* Description of the task *
Tally up the lines below that include the word "beta". Answer with the number alone.

=== Dataset excerpts ===

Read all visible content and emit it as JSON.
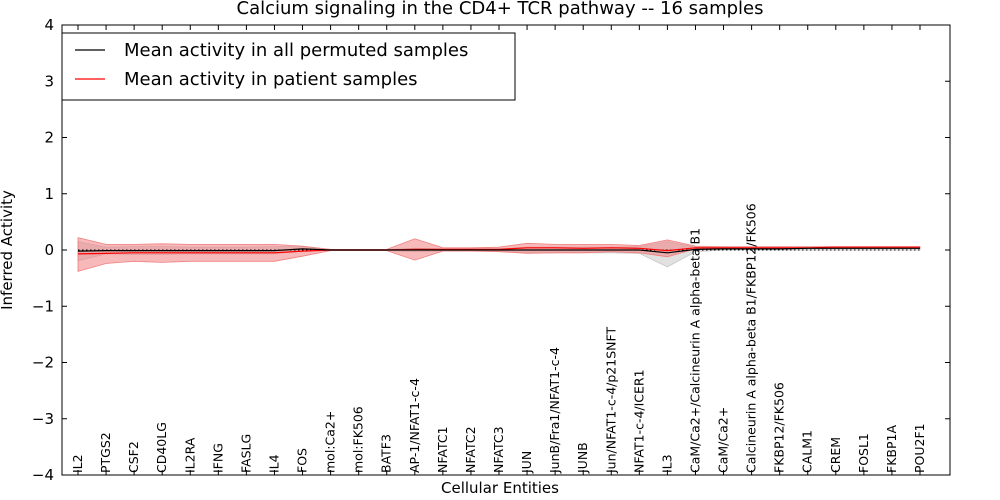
{
  "chart_data": {
    "type": "line",
    "title": "Calcium signaling in the CD4+ TCR pathway -- 16 samples",
    "xlabel": "Cellular Entities",
    "ylabel": "Inferred Activity",
    "ylim": [
      -4,
      4
    ],
    "yticks": [
      "−4",
      "−3",
      "−2",
      "−1",
      "0",
      "1",
      "2",
      "3",
      "4"
    ],
    "grid": false,
    "legend_position": "top-left",
    "categories": [
      "IL2",
      "PTGS2",
      "CSF2",
      "CD40LG",
      "IL2RA",
      "IFNG",
      "FASLG",
      "IL4",
      "FOS",
      "mol:Ca2+",
      "mol:FK506",
      "BATF3",
      "AP-1/NFAT1-c-4",
      "NFATC1",
      "NFATC2",
      "NFATC3",
      "JUN",
      "JunB/Fra1/NFAT1-c-4",
      "JUNB",
      "Jun/NFAT1-c-4/p21SNFT",
      "NFAT1-c-4/ICER1",
      "IL3",
      "CaM/Ca2+/Calcineurin A alpha-beta B1",
      "CaM/Ca2+",
      "Calcineurin A alpha-beta B1/FKBP12/FK506",
      "FKBP12/FK506",
      "CALM1",
      "CREM",
      "FOSL1",
      "FKBP1A",
      "POU2F1"
    ],
    "series": [
      {
        "name": "Mean activity in all permuted samples",
        "color": "#000000",
        "band_color": "#c8c8c8",
        "values": [
          -0.02,
          -0.01,
          -0.01,
          -0.01,
          -0.01,
          -0.01,
          -0.01,
          -0.01,
          0.02,
          0.0,
          0.0,
          0.0,
          0.0,
          0.0,
          0.0,
          0.0,
          0.0,
          0.0,
          0.0,
          0.0,
          0.0,
          -0.05,
          0.01,
          0.02,
          0.02,
          0.02,
          0.03,
          0.03,
          0.03,
          0.03,
          0.03
        ],
        "band_upper": [
          0.15,
          0.05,
          0.06,
          0.06,
          0.05,
          0.05,
          0.05,
          0.06,
          0.06,
          0.01,
          0.01,
          0.01,
          0.03,
          0.02,
          0.02,
          0.02,
          0.05,
          0.05,
          0.05,
          0.05,
          0.06,
          0.15,
          0.05,
          0.05,
          0.04,
          0.04,
          0.04,
          0.04,
          0.04,
          0.04,
          0.04
        ],
        "band_lower": [
          -0.19,
          -0.07,
          -0.08,
          -0.08,
          -0.07,
          -0.07,
          -0.07,
          -0.07,
          -0.02,
          -0.01,
          -0.01,
          -0.01,
          -0.03,
          -0.02,
          -0.02,
          -0.02,
          -0.05,
          -0.05,
          -0.05,
          -0.05,
          -0.06,
          -0.3,
          -0.03,
          0.0,
          0.0,
          0.0,
          0.0,
          0.0,
          0.0,
          0.0,
          0.0
        ]
      },
      {
        "name": "Mean activity in patient samples",
        "color": "#ff0000",
        "band_color": "#f08080",
        "values": [
          -0.07,
          -0.06,
          -0.05,
          -0.05,
          -0.05,
          -0.05,
          -0.05,
          -0.05,
          -0.02,
          0.0,
          0.0,
          0.0,
          0.01,
          0.01,
          0.01,
          0.01,
          0.04,
          0.04,
          0.03,
          0.04,
          0.03,
          -0.01,
          0.04,
          0.04,
          0.04,
          0.04,
          0.04,
          0.05,
          0.05,
          0.05,
          0.05
        ],
        "band_upper": [
          0.22,
          0.1,
          0.1,
          0.11,
          0.1,
          0.1,
          0.1,
          0.1,
          0.07,
          0.01,
          0.01,
          0.01,
          0.2,
          0.04,
          0.04,
          0.05,
          0.12,
          0.1,
          0.1,
          0.1,
          0.08,
          0.18,
          0.07,
          0.06,
          0.06,
          0.06,
          0.06,
          0.06,
          0.06,
          0.06,
          0.06
        ],
        "band_lower": [
          -0.38,
          -0.24,
          -0.2,
          -0.22,
          -0.2,
          -0.2,
          -0.2,
          -0.2,
          -0.11,
          -0.01,
          -0.01,
          -0.01,
          -0.18,
          -0.02,
          -0.02,
          -0.03,
          -0.06,
          -0.05,
          -0.05,
          -0.03,
          -0.05,
          -0.12,
          0.02,
          0.02,
          0.02,
          0.02,
          0.03,
          0.03,
          0.03,
          0.03,
          0.03
        ]
      }
    ],
    "reference_line": {
      "y": 0,
      "style": "dotted",
      "color": "#000000"
    }
  }
}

===

* Written response *
2